## Stated goal
Your task is to output the data exactly as it stands.

## Given data
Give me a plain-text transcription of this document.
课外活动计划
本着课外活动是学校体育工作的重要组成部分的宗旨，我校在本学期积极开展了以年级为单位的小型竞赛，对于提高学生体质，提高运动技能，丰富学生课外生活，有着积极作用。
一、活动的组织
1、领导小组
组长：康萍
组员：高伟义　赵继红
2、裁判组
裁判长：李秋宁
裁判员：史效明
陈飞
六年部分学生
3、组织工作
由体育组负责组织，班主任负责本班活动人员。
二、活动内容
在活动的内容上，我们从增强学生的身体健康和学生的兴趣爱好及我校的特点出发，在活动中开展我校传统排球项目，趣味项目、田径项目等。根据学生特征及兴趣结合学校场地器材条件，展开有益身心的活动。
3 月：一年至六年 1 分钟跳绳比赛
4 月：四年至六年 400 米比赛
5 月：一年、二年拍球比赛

## Correct result
Give me a plain-text transcription of this document.
课外活动计划
本着课外活动是学校体育工作的重要组成部分的宗旨，我校在本学期积极开展了以年级为单位的小型竞赛，对于提高学生体质，提高运动技能，丰富学生课外生活，有着积极作用。
一、活动的组织
1、领导小组
组长：康萍
组员：高伟义　赵继红
2、裁判组
裁判长：李秋宁
裁判员：史效明
陈飞
六年部分学生
3、组织工作
由体育组负责组织，班主任负责本班活动人员。
二、活动内容
在活动的内容上，我们从增强学生的身体健康和学生的兴趣爱好及我校的特点出发，在活动中开展我校传统排球项目，趣味项目、田径项目等。根据学生特征及兴趣结合学校场地器材条件，展开有益身心的活动。
3 月：一年至六年 1 分钟跳绳比赛
4 月：四年至六年 400 米比赛
5 月：一年、二年拍球比赛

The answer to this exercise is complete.